- [BRIEF]: Would you return the complete listing below word for word?

──────── DATA PROVIDED ────────

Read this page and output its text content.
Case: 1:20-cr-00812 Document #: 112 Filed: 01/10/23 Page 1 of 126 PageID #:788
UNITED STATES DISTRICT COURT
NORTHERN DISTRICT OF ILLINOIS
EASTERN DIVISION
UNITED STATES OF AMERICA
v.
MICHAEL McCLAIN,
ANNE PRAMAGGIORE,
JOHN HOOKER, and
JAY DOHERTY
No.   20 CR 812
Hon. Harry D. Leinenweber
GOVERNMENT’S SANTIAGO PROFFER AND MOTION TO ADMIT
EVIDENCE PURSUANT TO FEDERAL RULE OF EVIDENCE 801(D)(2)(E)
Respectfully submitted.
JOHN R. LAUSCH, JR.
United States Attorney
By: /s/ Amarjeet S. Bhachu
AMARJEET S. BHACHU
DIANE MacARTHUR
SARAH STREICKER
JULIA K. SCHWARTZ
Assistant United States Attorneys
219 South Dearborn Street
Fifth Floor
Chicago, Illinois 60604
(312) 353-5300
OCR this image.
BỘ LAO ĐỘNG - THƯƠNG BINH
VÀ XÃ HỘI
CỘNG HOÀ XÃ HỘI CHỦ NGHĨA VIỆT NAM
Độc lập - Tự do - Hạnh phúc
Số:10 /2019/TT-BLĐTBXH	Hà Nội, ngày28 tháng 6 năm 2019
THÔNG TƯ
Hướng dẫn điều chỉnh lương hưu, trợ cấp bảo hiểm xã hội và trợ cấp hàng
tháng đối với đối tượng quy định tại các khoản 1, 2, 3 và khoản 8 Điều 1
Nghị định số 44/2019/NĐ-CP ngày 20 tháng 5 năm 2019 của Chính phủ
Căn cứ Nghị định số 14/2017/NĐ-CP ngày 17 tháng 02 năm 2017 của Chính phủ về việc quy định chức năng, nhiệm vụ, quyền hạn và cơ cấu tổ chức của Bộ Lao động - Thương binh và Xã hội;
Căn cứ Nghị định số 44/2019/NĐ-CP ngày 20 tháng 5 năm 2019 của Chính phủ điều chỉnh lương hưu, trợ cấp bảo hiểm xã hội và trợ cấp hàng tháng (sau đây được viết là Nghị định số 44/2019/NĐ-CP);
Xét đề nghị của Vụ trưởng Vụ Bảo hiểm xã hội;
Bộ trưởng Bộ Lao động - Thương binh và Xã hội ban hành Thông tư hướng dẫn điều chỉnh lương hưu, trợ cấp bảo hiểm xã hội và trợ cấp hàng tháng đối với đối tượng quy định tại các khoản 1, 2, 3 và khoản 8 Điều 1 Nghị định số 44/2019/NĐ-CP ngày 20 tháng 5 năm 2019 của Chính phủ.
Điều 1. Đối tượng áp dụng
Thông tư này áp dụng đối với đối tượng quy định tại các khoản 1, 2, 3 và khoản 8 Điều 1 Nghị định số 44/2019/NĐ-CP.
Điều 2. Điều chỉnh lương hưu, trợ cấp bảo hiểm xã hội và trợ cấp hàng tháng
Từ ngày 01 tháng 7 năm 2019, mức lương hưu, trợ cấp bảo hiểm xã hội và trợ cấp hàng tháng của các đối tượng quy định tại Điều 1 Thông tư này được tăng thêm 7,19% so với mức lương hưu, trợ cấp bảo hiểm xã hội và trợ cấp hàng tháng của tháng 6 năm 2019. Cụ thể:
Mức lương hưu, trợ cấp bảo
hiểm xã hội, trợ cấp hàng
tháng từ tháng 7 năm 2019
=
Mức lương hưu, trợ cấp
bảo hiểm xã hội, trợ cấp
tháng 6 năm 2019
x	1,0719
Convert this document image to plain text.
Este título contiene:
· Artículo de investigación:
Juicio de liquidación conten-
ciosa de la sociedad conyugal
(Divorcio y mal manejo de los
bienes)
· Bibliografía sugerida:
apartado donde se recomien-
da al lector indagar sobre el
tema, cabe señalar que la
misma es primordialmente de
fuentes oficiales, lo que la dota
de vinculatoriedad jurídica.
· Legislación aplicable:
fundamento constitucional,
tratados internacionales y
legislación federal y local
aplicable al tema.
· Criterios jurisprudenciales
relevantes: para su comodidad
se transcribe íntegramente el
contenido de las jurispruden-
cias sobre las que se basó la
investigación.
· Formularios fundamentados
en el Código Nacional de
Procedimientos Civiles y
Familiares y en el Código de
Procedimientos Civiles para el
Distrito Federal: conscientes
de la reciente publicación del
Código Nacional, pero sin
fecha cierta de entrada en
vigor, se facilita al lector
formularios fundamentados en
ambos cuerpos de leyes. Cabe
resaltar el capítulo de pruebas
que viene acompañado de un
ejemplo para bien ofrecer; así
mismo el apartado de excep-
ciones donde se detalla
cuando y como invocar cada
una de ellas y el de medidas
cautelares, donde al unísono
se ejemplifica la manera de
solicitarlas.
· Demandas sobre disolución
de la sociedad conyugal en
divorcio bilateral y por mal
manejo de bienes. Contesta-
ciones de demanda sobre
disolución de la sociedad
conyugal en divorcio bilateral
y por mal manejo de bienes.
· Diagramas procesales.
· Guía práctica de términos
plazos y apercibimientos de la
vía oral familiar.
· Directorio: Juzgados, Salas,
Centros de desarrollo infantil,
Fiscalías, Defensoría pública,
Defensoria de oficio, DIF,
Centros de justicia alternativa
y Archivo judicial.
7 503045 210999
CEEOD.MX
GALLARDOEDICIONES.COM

────────

- [TASK ANSWER]:
Read this page and output its text content.
Case: 1:20-cr-00812 Document #: 112 Filed: 01/10/23 Page 1 of 126 PageID #:788
UNITED STATES DISTRICT COURT
NORTHERN DISTRICT OF ILLINOIS
EASTERN DIVISION
UNITED STATES OF AMERICA
v.
MICHAEL McCLAIN,
ANNE PRAMAGGIORE,
JOHN HOOKER, and
JAY DOHERTY
No.   20 CR 812
Hon. Harry D. Leinenweber
GOVERNMENT’S SANTIAGO PROFFER AND MOTION TO ADMIT
EVIDENCE PURSUANT TO FEDERAL RULE OF EVIDENCE 801(D)(2)(E)
Respectfully submitted.
JOHN R. LAUSCH, JR.
United States Attorney
By: /s/ Amarjeet S. Bhachu
AMARJEET S. BHACHU
DIANE MacARTHUR
SARAH STREICKER
JULIA K. SCHWARTZ
Assistant United States Attorneys
219 South Dearborn Street
Fifth Floor
Chicago, Illinois 60604
(312) 353-5300
OCR this image.
BỘ LAO ĐỘNG - THƯƠNG BINH
VÀ XÃ HỘI
CỘNG HOÀ XÃ HỘI CHỦ NGHĨA VIỆT NAM
Độc lập - Tự do - Hạnh phúc
Số:10 /2019/TT-BLĐTBXH	Hà Nội, ngày28 tháng 6 năm 2019
THÔNG TƯ
Hướng dẫn điều chỉnh lương hưu, trợ cấp bảo hiểm xã hội và trợ cấp hàng
tháng đối với đối tượng quy định tại các khoản 1, 2, 3 và khoản 8 Điều 1
Nghị định số 44/2019/NĐ-CP ngày 20 tháng 5 năm 2019 của Chính phủ
Căn cứ Nghị định số 14/2017/NĐ-CP ngày 17 tháng 02 năm 2017 của Chính phủ về việc quy định chức năng, nhiệm vụ, quyền hạn và cơ cấu tổ chức của Bộ Lao động - Thương binh và Xã hội;
Căn cứ Nghị định số 44/2019/NĐ-CP ngày 20 tháng 5 năm 2019 của Chính phủ điều chỉnh lương hưu, trợ cấp bảo hiểm xã hội và trợ cấp hàng tháng (sau đây được viết là Nghị định số 44/2019/NĐ-CP);
Xét đề nghị của Vụ trưởng Vụ Bảo hiểm xã hội;
Bộ trưởng Bộ Lao động - Thương binh và Xã hội ban hành Thông tư hướng dẫn điều chỉnh lương hưu, trợ cấp bảo hiểm xã hội và trợ cấp hàng tháng đối với đối tượng quy định tại các khoản 1, 2, 3 và khoản 8 Điều 1 Nghị định số 44/2019/NĐ-CP ngày 20 tháng 5 năm 2019 của Chính phủ.
Điều 1. Đối tượng áp dụng
Thông tư này áp dụng đối với đối tượng quy định tại các khoản 1, 2, 3 và khoản 8 Điều 1 Nghị định số 44/2019/NĐ-CP.
Điều 2. Điều chỉnh lương hưu, trợ cấp bảo hiểm xã hội và trợ cấp hàng tháng
Từ ngày 01 tháng 7 năm 2019, mức lương hưu, trợ cấp bảo hiểm xã hội và trợ cấp hàng tháng của các đối tượng quy định tại Điều 1 Thông tư này được tăng thêm 7,19% so với mức lương hưu, trợ cấp bảo hiểm xã hội và trợ cấp hàng tháng của tháng 6 năm 2019. Cụ thể:
Mức lương hưu, trợ cấp bảo
hiểm xã hội, trợ cấp hàng
tháng từ tháng 7 năm 2019
=
Mức lương hưu, trợ cấp
bảo hiểm xã hội, trợ cấp
tháng 6 năm 2019
x	1,0719
Convert this document image to plain text.
Este título contiene:
· Artículo de investigación:
Juicio de liquidación conten-
ciosa de la sociedad conyugal
(Divorcio y mal manejo de los
bienes)
· Bibliografía sugerida:
apartado donde se recomien-
da al lector indagar sobre el
tema, cabe señalar que la
misma es primordialmente de
fuentes oficiales, lo que la dota
de vinculatoriedad jurídica.
· Legislación aplicable:
fundamento constitucional,
tratados internacionales y
legislación federal y local
aplicable al tema.
· Criterios jurisprudenciales
relevantes: para su comodidad
se transcribe íntegramente el
contenido de las jurispruden-
cias sobre las que se basó la
investigación.
· Formularios fundamentados
en el Código Nacional de
Procedimientos Civiles y
Familiares y en el Código de
Procedimientos Civiles para el
Distrito Federal: conscientes
de la reciente publicación del
Código Nacional, pero sin
fecha cierta de entrada en
vigor, se facilita al lector
formularios fundamentados en
ambos cuerpos de leyes. Cabe
resaltar el capítulo de pruebas
que viene acompañado de un
ejemplo para bien ofrecer; así
mismo el apartado de excep-
ciones donde se detalla
cuando y como invocar cada
una de ellas y el de medidas
cautelares, donde al unísono
se ejemplifica la manera de
solicitarlas.
· Demandas sobre disolución
de la sociedad conyugal en
divorcio bilateral y por mal
manejo de bienes. Contesta-
ciones de demanda sobre
disolución de la sociedad
conyugal en divorcio bilateral
y por mal manejo de bienes.
· Diagramas procesales.
· Guía práctica de términos
plazos y apercibimientos de la
vía oral familiar.
· Directorio: Juzgados, Salas,
Centros de desarrollo infantil,
Fiscalías, Defensoría pública,
Defensoria de oficio, DIF,
Centros de justicia alternativa
y Archivo judicial.
7 503045 210999
CEEOD.MX
GALLARDOEDICIONES.COM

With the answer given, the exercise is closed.